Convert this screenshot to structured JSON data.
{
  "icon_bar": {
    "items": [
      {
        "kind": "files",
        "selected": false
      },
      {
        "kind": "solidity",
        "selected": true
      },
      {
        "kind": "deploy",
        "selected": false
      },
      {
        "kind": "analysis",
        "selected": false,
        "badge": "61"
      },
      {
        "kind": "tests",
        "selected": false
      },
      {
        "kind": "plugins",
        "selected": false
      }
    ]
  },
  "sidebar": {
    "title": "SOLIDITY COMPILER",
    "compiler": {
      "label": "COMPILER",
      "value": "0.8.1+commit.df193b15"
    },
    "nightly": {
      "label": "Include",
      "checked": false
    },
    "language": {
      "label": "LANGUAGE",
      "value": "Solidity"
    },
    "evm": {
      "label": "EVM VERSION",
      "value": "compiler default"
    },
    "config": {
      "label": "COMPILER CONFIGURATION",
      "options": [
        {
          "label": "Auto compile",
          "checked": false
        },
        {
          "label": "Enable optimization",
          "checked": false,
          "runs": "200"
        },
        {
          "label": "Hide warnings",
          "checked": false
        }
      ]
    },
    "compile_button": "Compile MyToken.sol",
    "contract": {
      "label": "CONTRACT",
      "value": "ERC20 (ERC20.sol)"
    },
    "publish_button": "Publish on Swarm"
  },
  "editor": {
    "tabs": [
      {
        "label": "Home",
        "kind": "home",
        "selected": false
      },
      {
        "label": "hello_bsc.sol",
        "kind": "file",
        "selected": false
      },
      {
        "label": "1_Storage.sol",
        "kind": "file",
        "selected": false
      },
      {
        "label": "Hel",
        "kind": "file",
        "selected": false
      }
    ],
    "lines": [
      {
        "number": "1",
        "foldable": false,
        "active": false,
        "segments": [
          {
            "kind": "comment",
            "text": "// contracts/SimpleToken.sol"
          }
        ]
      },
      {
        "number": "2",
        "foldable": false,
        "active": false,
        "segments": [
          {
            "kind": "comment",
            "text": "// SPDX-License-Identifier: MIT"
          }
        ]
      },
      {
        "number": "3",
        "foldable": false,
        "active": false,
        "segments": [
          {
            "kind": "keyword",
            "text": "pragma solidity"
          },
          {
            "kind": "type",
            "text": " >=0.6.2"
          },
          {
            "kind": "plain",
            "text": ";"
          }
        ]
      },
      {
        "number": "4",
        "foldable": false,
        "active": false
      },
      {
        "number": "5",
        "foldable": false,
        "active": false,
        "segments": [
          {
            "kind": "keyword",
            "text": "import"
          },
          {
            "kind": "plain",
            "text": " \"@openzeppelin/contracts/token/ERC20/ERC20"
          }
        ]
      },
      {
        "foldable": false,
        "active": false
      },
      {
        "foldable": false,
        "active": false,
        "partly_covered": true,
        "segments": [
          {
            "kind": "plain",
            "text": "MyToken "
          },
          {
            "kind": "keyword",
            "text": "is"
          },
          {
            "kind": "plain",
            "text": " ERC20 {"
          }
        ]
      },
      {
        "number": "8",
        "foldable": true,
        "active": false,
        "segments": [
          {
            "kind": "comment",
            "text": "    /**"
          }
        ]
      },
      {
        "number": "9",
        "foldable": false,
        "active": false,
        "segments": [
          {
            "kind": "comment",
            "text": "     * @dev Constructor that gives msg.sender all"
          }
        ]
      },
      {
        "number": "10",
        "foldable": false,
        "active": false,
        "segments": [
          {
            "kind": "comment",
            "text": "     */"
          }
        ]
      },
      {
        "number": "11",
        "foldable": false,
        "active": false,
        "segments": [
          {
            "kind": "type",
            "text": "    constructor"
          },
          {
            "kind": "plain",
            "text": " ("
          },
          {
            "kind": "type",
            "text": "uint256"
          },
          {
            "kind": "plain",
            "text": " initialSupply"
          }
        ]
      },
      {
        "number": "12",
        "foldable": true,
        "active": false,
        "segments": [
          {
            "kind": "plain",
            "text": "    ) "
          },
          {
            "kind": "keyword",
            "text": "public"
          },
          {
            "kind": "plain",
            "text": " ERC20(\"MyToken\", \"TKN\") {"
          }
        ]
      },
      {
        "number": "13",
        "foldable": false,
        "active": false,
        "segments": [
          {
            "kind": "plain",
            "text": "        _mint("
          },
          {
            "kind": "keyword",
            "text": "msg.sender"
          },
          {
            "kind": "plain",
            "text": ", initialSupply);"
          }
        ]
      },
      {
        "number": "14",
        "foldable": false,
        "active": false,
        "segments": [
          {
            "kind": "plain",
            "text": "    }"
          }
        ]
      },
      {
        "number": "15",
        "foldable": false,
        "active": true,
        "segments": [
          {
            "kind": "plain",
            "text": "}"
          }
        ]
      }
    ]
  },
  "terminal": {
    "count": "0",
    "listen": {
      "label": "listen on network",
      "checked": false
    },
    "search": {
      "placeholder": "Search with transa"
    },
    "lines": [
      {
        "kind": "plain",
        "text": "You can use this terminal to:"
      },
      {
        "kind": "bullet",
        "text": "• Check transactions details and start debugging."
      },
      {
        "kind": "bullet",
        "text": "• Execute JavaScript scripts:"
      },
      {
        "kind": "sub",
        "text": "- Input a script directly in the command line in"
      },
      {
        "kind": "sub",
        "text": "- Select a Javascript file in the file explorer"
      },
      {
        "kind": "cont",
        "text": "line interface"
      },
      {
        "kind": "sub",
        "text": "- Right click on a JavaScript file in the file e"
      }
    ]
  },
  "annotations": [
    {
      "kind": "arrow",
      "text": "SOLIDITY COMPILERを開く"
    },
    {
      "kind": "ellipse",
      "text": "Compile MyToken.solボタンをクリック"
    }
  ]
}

☆ ☆ ☆ ☆ ☆ ☆ ☆

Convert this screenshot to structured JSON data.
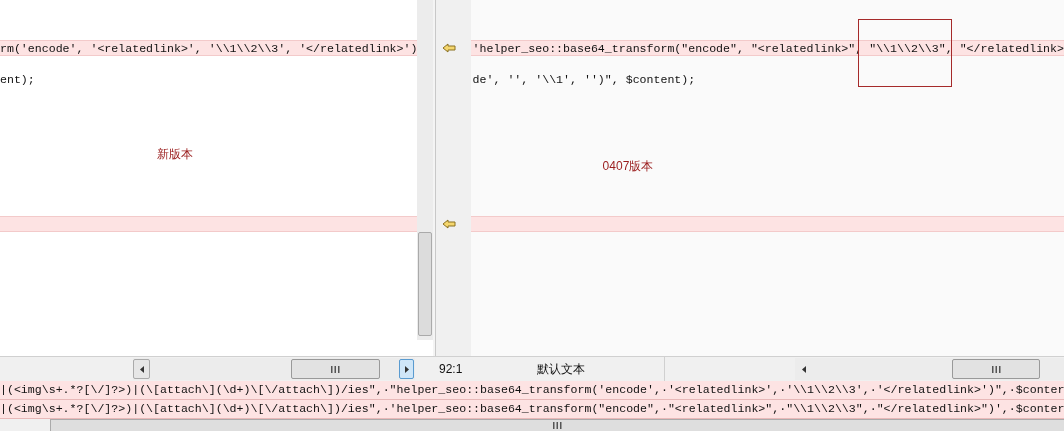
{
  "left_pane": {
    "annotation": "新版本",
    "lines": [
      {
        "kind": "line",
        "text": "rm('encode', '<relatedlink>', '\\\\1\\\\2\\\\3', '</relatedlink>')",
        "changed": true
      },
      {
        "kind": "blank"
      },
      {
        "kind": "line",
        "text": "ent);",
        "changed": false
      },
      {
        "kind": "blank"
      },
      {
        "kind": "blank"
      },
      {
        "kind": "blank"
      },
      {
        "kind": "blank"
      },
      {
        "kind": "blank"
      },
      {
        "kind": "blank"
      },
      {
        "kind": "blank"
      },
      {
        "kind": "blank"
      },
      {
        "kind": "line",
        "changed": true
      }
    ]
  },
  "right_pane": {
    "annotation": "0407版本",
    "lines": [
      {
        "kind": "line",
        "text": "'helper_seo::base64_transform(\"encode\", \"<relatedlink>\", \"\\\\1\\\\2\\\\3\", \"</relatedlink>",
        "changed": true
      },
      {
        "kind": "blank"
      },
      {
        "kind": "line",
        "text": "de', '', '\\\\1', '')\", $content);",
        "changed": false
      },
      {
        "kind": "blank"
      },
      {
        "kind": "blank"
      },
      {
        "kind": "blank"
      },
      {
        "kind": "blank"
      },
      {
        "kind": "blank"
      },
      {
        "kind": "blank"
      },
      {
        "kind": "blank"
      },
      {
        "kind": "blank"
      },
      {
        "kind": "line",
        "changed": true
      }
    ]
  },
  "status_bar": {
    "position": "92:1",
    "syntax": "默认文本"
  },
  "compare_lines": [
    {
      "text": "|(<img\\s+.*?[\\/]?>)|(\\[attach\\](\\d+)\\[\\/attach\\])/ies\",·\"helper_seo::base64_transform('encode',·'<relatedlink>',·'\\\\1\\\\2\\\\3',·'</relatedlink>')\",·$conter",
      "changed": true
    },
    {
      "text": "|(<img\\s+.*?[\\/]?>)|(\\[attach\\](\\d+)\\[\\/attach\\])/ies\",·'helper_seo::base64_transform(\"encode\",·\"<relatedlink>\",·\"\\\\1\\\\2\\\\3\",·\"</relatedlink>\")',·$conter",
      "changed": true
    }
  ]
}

☆ ☆ ☆ ☆ ☆ ☆ ☆

__TO BE DONE__
Scan the listing above and copy all lines containing the word "terminal".

__REPLY TO THE TASK__
  "terminal": {
        "text": "You can use this terminal to:"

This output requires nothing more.